Request = Write out the full listing exactly as given, minus the images.

....

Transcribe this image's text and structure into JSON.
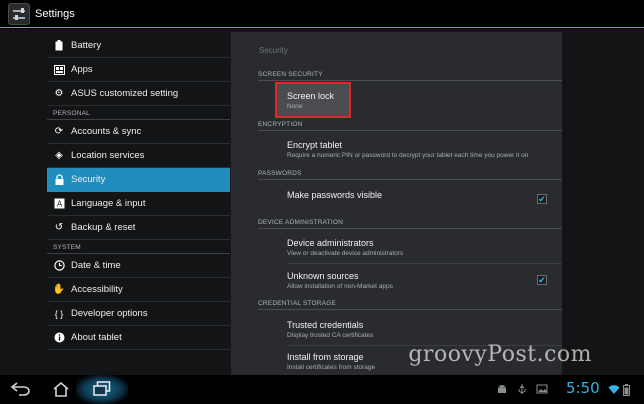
{
  "app": {
    "title": "Settings"
  },
  "sidebar": {
    "items_top": [
      {
        "label": "Battery",
        "icon": "battery-icon"
      },
      {
        "label": "Apps",
        "icon": "apps-icon"
      },
      {
        "label": "ASUS customized setting",
        "icon": "gear-icon"
      }
    ],
    "personal_header": "PERSONAL",
    "personal_items": [
      {
        "label": "Accounts & sync",
        "icon": "sync-icon"
      },
      {
        "label": "Location services",
        "icon": "location-icon"
      },
      {
        "label": "Security",
        "icon": "lock-icon",
        "active": true
      },
      {
        "label": "Language & input",
        "icon": "language-icon"
      },
      {
        "label": "Backup & reset",
        "icon": "backup-icon"
      }
    ],
    "system_header": "SYSTEM",
    "system_items": [
      {
        "label": "Date & time",
        "icon": "clock-icon"
      },
      {
        "label": "Accessibility",
        "icon": "hand-icon"
      },
      {
        "label": "Developer options",
        "icon": "braces-icon"
      },
      {
        "label": "About tablet",
        "icon": "info-icon"
      }
    ]
  },
  "panel": {
    "title": "Security",
    "sections": {
      "screen_security": "SCREEN SECURITY",
      "encryption": "ENCRYPTION",
      "passwords": "PASSWORDS",
      "device_admin": "DEVICE ADMINISTRATION",
      "credential_storage": "CREDENTIAL STORAGE"
    },
    "screen_lock": {
      "title": "Screen lock",
      "summary": "None"
    },
    "encrypt": {
      "title": "Encrypt tablet",
      "summary": "Require a numeric PIN or password to decrypt your tablet each time you power it on"
    },
    "make_passwords": {
      "title": "Make passwords visible",
      "checked": true
    },
    "device_administrators": {
      "title": "Device administrators",
      "summary": "View or deactivate device administrators"
    },
    "unknown_sources": {
      "title": "Unknown sources",
      "summary": "Allow installation of non-Market apps",
      "checked": true
    },
    "trusted_credentials": {
      "title": "Trusted credentials",
      "summary": "Display trusted CA certificates"
    },
    "install_storage": {
      "title": "Install from storage",
      "summary": "Install certificates from storage"
    }
  },
  "watermark": "groovyPost.com",
  "status": {
    "time": "5:50"
  },
  "colors": {
    "accent": "#33b5e5",
    "selected": "#1f8dbd",
    "highlight_border": "#e02727"
  }
}
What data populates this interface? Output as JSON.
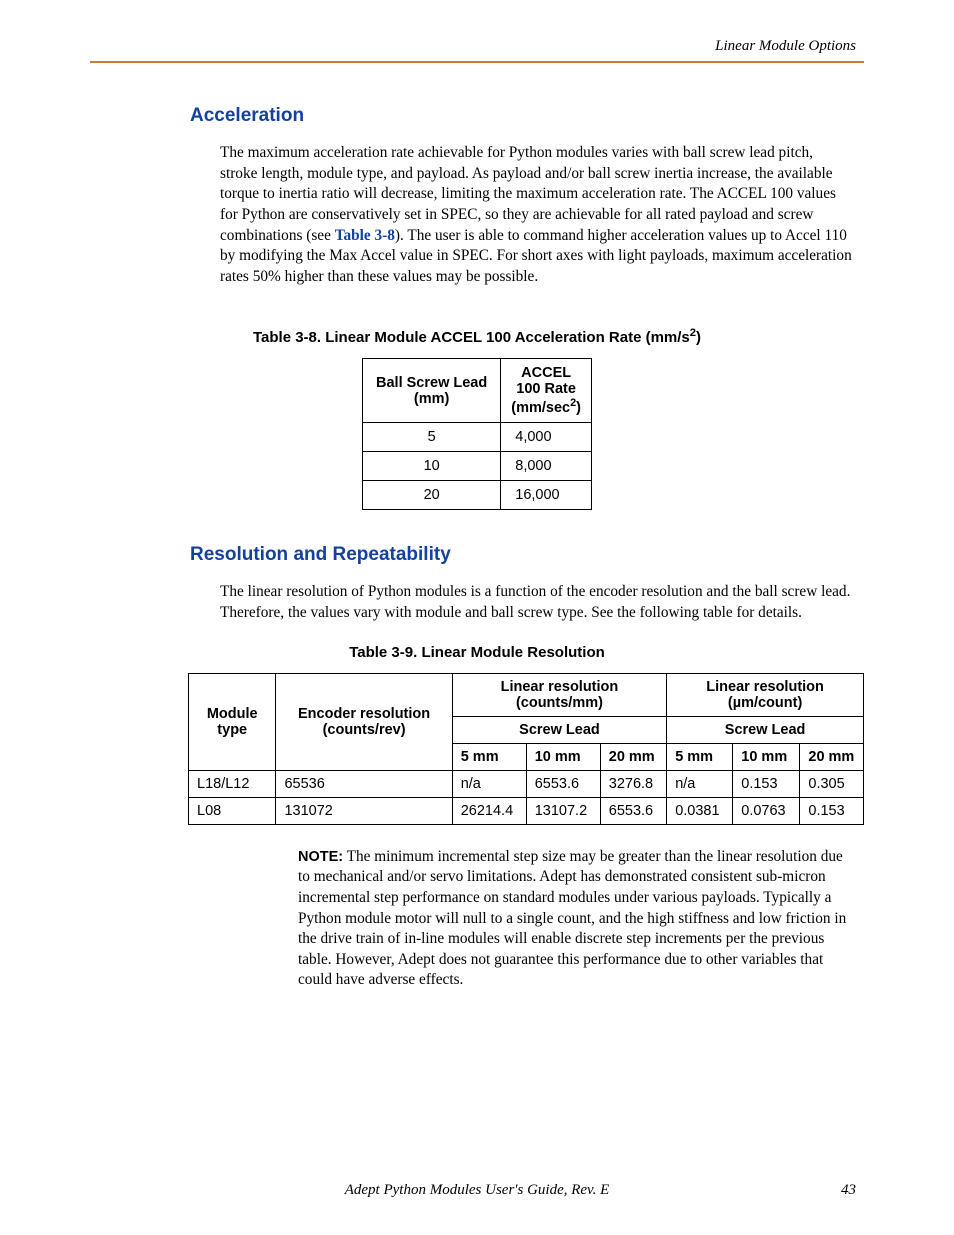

....

Output of the exercise =
Transcribe this image's text and structure into JSON.
{
  "app": {
    "title": "Settings"
  },
  "sidebar": {
    "items_top": [
      {
        "label": "Battery",
        "icon": "battery-icon"
      },
      {
        "label": "Apps",
        "icon": "apps-icon"
      },
      {
        "label": "ASUS customized setting",
        "icon": "gear-icon"
      }
    ],
    "personal_header": "PERSONAL",
    "personal_items": [
      {
        "label": "Accounts & sync",
        "icon": "sync-icon"
      },
      {
        "label": "Location services",
        "icon": "location-icon"
      },
      {
        "label": "Security",
        "icon": "lock-icon",
        "active": true
      },
      {
        "label": "Language & input",
        "icon": "language-icon"
      },
      {
        "label": "Backup & reset",
        "icon": "backup-icon"
      }
    ],
    "system_header": "SYSTEM",
    "system_items": [
      {
        "label": "Date & time",
        "icon": "clock-icon"
      },
      {
        "label": "Accessibility",
        "icon": "hand-icon"
      },
      {
        "label": "Developer options",
        "icon": "braces-icon"
      },
      {
        "label": "About tablet",
        "icon": "info-icon"
      }
    ]
  },
  "panel": {
    "title": "Security",
    "sections": {
      "screen_security": "SCREEN SECURITY",
      "encryption": "ENCRYPTION",
      "passwords": "PASSWORDS",
      "device_admin": "DEVICE ADMINISTRATION",
      "credential_storage": "CREDENTIAL STORAGE"
    },
    "screen_lock": {
      "title": "Screen lock",
      "summary": "None"
    },
    "encrypt": {
      "title": "Encrypt tablet",
      "summary": "Require a numeric PIN or password to decrypt your tablet each time you power it on"
    },
    "make_passwords": {
      "title": "Make passwords visible",
      "checked": true
    },
    "device_administrators": {
      "title": "Device administrators",
      "summary": "View or deactivate device administrators"
    },
    "unknown_sources": {
      "title": "Unknown sources",
      "summary": "Allow installation of non-Market apps",
      "checked": true
    },
    "trusted_credentials": {
      "title": "Trusted credentials",
      "summary": "Display trusted CA certificates"
    },
    "install_storage": {
      "title": "Install from storage",
      "summary": "Install certificates from storage"
    }
  },
  "watermark": "groovyPost.com",
  "status": {
    "time": "5:50"
  },
  "colors": {
    "accent": "#33b5e5",
    "selected": "#1f8dbd",
    "highlight_border": "#e02727"
  }
}
What data populates this interface? Output as JSON.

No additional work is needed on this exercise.